— start PROVIDED RECORDS —

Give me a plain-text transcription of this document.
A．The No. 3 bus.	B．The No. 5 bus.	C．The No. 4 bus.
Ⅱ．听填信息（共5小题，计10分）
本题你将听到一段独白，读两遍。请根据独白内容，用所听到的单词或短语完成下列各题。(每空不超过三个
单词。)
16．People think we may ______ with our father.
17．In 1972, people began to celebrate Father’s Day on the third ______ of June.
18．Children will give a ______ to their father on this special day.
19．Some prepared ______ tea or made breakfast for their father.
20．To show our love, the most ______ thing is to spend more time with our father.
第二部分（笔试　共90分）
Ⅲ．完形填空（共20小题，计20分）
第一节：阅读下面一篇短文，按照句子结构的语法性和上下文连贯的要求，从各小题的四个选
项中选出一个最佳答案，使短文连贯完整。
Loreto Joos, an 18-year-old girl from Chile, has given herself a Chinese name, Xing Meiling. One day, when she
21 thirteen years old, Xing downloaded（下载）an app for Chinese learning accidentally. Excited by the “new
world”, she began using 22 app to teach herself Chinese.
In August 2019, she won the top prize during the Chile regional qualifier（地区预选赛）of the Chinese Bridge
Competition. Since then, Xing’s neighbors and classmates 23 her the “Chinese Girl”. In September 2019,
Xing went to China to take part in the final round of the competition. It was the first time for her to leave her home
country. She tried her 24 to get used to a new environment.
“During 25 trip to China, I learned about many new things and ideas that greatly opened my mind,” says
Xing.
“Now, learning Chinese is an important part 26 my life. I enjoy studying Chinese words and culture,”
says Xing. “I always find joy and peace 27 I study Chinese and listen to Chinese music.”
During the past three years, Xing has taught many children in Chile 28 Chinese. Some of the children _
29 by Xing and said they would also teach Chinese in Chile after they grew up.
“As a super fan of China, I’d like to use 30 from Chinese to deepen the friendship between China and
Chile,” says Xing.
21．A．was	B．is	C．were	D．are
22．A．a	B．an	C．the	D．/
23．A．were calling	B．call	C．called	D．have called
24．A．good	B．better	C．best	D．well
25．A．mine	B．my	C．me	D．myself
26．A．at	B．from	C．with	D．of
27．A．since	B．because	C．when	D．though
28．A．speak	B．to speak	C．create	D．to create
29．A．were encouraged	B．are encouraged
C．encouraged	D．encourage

— end PROVIDED RECORDS —
— start PROVIDED RECORDS —

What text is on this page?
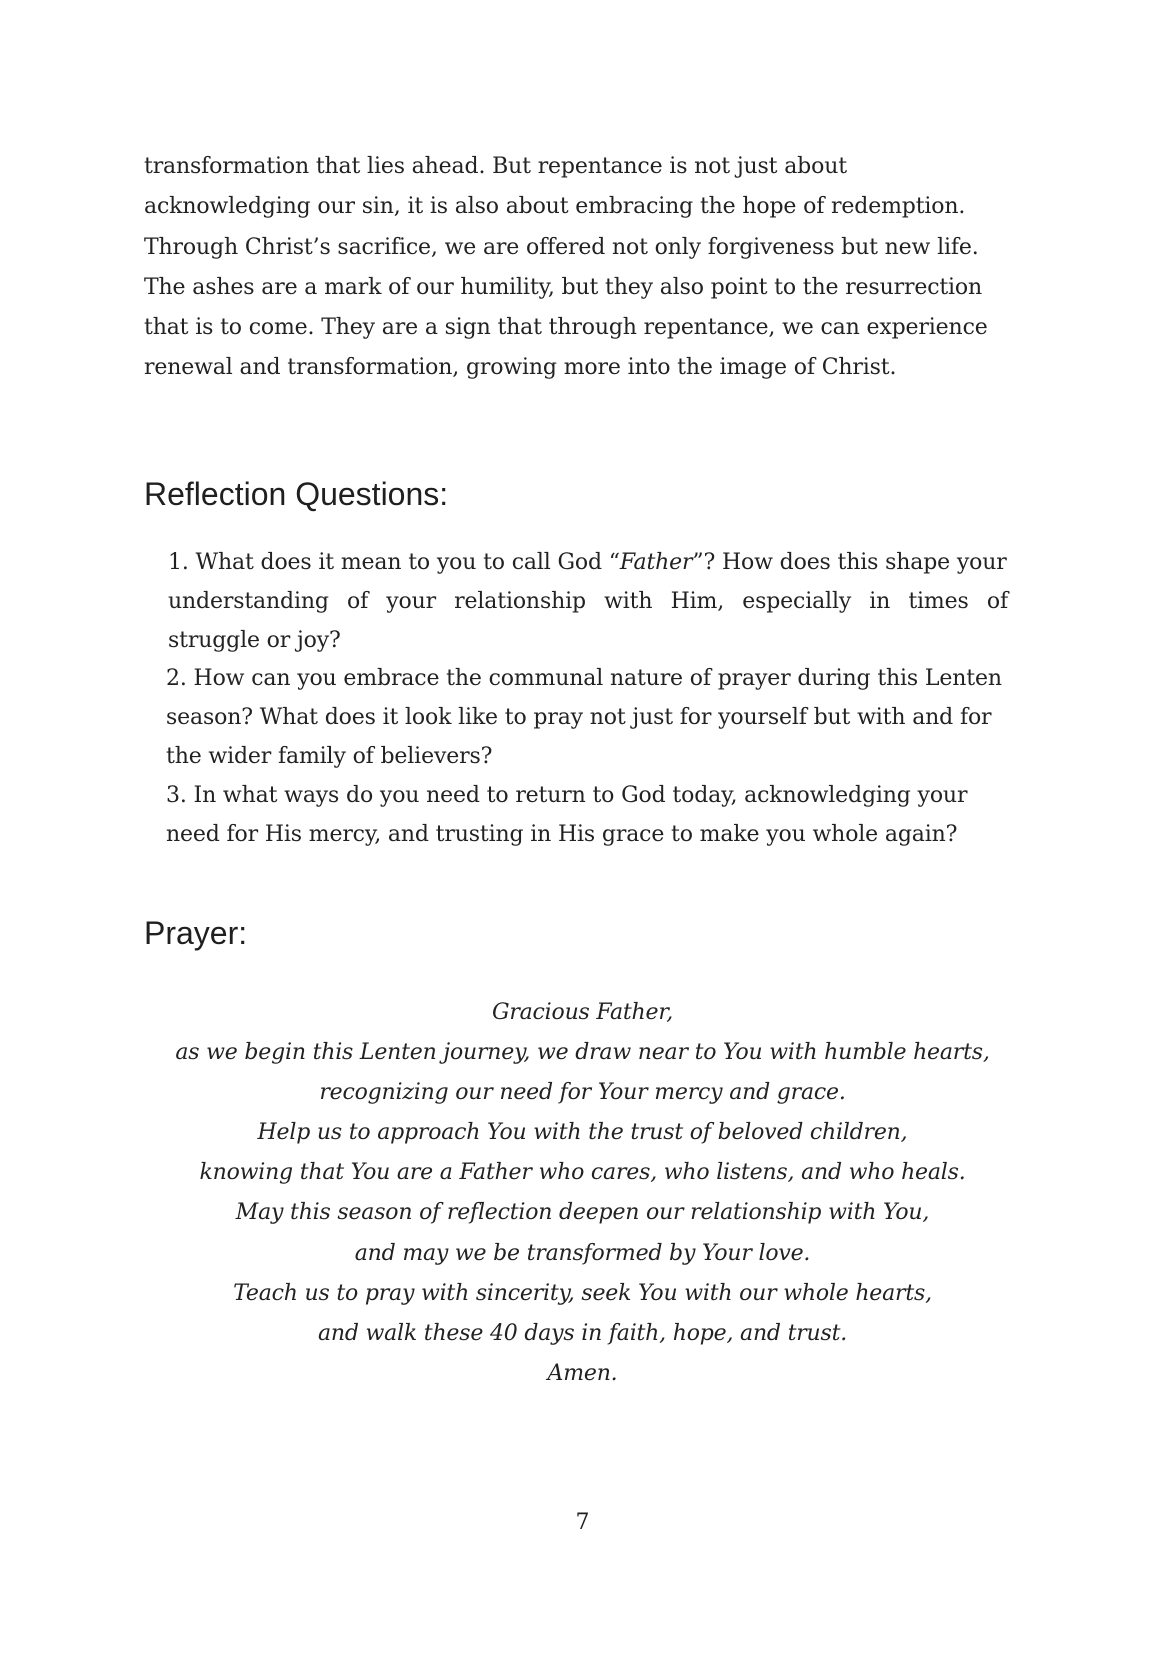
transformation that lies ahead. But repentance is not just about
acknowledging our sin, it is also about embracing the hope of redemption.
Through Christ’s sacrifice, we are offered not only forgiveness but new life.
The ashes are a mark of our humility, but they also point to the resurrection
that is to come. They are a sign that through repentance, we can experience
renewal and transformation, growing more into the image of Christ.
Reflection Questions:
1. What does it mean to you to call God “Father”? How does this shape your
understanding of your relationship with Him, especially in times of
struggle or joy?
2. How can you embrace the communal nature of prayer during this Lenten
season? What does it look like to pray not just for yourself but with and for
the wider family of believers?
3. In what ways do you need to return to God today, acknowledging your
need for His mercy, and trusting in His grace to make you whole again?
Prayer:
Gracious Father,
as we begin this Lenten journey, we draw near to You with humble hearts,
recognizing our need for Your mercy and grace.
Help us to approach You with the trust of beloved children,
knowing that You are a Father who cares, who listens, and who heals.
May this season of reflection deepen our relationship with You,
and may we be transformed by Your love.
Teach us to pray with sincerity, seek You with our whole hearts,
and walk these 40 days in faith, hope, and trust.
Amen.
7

— end PROVIDED RECORDS —
— start PROVIDED RECORDS —

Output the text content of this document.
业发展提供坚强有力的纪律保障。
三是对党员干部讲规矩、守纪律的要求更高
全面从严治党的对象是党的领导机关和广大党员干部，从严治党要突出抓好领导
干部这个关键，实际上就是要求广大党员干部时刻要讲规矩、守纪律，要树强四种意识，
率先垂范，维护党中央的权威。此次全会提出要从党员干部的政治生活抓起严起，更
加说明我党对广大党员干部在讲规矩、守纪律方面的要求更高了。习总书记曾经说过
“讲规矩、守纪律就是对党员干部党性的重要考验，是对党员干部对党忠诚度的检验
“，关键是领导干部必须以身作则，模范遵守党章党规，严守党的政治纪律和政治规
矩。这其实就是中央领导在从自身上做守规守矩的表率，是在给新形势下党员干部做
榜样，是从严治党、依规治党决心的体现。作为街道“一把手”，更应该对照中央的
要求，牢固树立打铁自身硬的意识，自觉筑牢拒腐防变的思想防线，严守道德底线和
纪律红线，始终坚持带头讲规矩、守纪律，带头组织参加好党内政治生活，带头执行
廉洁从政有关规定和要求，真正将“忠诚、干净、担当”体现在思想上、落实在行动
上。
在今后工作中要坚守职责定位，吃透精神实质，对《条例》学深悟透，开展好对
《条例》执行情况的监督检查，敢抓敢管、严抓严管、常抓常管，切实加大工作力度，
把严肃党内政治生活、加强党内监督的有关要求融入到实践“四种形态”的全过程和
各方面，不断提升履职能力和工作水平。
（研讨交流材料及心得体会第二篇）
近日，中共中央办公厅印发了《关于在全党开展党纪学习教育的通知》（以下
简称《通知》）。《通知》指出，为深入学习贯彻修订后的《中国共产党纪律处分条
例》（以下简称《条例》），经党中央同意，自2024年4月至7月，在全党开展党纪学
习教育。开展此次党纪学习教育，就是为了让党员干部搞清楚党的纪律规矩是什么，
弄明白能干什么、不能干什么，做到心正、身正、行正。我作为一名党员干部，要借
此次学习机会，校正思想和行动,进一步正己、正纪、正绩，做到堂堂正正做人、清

— end PROVIDED RECORDS —

> EXERCISE DIRECTIONS
Within the material above, find the lines that contain the word "says"; copy them.

> FULL RESPONSE
“During 25 trip to China, I learned about many new things and ideas that greatly opened my mind,” says
says Xing. “I always find joy and peace 27 I study Chinese and listen to Chinese music.”
Chile,” says Xing.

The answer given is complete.